_TASK TO CARRY OUT_: Among the entries below, count the lines where the string "Auto" occurs, and give only the number.

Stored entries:
* * * * * * *
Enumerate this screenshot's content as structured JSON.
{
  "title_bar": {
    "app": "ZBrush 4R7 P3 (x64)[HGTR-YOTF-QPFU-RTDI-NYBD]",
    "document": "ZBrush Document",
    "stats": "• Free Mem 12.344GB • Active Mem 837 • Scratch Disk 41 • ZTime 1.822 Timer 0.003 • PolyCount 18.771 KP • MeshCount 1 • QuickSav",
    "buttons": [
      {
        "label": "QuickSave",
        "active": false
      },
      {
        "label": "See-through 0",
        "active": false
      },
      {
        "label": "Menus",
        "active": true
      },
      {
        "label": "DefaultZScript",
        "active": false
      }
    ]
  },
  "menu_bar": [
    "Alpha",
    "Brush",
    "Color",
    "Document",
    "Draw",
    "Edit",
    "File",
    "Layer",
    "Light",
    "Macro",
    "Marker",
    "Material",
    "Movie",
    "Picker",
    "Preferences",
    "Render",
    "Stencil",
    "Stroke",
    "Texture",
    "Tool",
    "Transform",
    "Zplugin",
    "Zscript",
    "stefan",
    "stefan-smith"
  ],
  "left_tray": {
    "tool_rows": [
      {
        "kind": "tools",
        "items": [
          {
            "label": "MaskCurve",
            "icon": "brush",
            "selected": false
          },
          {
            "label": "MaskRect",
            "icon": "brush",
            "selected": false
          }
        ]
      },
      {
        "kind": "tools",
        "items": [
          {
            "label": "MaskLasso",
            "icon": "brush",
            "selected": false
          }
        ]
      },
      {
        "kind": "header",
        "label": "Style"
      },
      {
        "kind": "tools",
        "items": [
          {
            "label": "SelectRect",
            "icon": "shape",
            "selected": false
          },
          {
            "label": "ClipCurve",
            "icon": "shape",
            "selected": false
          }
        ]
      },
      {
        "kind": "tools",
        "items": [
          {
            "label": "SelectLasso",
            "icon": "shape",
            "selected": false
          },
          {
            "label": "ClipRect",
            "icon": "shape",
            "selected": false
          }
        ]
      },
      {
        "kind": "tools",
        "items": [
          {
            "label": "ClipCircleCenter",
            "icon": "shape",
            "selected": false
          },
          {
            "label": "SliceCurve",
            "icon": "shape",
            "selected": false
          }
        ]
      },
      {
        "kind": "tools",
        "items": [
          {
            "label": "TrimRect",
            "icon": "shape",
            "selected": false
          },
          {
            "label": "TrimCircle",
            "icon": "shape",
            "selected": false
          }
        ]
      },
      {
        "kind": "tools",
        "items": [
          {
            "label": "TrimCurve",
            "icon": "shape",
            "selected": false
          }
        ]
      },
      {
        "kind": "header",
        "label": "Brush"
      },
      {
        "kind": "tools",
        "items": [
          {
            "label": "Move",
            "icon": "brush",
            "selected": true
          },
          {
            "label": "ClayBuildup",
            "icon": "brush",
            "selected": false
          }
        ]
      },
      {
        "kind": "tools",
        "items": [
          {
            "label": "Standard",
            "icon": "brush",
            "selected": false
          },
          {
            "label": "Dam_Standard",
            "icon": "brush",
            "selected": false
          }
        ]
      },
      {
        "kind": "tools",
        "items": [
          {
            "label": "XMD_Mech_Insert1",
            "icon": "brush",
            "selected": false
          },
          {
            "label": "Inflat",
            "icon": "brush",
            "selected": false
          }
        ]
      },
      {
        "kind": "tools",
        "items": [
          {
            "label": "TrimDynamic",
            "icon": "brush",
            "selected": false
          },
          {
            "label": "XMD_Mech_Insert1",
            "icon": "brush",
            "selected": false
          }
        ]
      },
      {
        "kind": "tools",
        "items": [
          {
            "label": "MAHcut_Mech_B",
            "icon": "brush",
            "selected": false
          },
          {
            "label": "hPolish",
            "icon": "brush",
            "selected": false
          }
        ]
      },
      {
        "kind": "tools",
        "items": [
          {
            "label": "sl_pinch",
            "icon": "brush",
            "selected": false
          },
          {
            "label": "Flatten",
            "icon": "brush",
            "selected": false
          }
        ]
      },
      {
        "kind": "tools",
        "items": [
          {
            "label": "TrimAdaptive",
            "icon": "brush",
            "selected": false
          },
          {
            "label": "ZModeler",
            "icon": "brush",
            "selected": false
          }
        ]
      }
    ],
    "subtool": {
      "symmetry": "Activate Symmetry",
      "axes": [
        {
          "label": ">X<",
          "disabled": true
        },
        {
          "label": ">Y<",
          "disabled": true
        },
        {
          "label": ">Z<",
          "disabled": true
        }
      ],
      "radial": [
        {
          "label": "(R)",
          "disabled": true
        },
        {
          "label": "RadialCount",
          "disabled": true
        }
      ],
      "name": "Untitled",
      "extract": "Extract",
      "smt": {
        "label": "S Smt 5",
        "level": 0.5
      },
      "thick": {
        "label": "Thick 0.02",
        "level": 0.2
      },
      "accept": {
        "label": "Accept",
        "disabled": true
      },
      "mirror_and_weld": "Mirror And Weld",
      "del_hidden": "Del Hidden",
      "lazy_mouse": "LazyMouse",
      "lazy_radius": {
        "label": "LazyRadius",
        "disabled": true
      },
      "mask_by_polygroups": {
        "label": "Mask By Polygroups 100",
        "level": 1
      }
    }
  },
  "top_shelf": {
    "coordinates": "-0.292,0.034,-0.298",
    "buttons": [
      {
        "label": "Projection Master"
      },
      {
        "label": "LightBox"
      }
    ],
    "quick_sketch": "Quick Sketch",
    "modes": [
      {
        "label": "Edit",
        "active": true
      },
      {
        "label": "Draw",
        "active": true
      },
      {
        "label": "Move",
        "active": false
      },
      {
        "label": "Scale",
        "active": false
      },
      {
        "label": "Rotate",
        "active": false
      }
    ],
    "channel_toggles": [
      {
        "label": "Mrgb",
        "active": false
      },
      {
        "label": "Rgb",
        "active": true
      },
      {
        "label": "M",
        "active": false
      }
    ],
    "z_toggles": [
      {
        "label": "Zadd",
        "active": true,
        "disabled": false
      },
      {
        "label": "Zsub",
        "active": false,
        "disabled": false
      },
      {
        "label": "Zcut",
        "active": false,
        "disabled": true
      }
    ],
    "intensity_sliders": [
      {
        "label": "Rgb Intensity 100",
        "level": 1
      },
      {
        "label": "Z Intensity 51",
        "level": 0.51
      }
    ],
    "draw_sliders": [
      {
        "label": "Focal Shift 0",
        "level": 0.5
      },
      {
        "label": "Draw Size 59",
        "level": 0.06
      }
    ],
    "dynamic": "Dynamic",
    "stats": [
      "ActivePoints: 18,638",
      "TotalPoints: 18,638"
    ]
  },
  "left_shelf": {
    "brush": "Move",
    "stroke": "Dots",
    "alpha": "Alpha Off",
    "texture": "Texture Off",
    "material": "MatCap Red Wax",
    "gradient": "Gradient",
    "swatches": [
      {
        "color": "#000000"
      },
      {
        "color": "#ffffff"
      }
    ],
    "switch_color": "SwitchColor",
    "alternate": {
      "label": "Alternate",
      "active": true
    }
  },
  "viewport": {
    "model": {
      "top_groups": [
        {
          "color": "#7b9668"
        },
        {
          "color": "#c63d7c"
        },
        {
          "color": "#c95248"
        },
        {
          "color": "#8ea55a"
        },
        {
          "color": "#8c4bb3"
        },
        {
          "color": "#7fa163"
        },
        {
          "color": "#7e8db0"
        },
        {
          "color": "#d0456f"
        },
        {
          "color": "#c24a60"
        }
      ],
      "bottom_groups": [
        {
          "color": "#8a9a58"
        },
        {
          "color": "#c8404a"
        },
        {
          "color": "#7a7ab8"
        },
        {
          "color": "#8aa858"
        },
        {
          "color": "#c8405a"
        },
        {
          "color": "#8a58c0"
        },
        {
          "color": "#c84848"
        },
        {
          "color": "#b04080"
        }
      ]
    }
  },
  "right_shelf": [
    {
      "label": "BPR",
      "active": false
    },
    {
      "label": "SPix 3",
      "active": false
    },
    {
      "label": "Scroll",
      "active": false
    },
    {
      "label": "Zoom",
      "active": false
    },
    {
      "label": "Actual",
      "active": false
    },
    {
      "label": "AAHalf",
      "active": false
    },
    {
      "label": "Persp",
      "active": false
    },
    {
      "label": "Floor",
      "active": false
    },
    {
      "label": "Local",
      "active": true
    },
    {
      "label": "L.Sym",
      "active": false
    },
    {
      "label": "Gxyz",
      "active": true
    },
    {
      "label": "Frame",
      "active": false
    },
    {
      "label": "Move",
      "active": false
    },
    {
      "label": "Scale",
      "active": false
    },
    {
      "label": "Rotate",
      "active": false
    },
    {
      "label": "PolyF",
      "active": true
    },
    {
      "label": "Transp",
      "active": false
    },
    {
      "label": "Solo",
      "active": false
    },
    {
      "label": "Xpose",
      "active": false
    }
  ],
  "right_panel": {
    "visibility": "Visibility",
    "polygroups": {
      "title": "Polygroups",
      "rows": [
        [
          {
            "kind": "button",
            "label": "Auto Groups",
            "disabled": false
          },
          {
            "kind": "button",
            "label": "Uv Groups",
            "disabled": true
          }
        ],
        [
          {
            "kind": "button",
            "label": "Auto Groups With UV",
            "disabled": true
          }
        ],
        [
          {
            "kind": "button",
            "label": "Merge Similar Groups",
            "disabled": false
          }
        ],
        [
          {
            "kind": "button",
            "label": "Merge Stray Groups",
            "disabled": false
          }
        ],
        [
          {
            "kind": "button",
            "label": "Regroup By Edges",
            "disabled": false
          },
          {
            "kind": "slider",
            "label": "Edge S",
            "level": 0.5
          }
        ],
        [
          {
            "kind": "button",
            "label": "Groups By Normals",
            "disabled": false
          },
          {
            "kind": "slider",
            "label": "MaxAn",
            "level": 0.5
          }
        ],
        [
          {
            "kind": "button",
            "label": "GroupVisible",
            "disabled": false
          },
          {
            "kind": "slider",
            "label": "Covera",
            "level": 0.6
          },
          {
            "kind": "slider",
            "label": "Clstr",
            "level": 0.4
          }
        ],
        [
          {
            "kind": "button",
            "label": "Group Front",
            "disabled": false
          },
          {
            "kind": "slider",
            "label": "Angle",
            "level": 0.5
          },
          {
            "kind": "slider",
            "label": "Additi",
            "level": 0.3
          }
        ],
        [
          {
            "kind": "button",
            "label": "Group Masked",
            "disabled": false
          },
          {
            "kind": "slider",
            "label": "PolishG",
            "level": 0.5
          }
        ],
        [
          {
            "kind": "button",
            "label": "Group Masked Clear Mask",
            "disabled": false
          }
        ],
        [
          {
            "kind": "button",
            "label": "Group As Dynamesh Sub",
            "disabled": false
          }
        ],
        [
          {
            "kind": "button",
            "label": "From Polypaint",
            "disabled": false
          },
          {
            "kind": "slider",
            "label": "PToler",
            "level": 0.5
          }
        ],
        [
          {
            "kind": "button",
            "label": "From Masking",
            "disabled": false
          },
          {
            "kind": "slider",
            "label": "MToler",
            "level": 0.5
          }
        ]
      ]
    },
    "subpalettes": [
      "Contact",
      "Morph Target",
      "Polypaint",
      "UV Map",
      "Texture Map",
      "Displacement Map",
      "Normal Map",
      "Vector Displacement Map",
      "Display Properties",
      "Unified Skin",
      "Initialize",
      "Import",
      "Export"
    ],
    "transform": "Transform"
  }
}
* * * * * * *
_FULL OUTPUT_: 2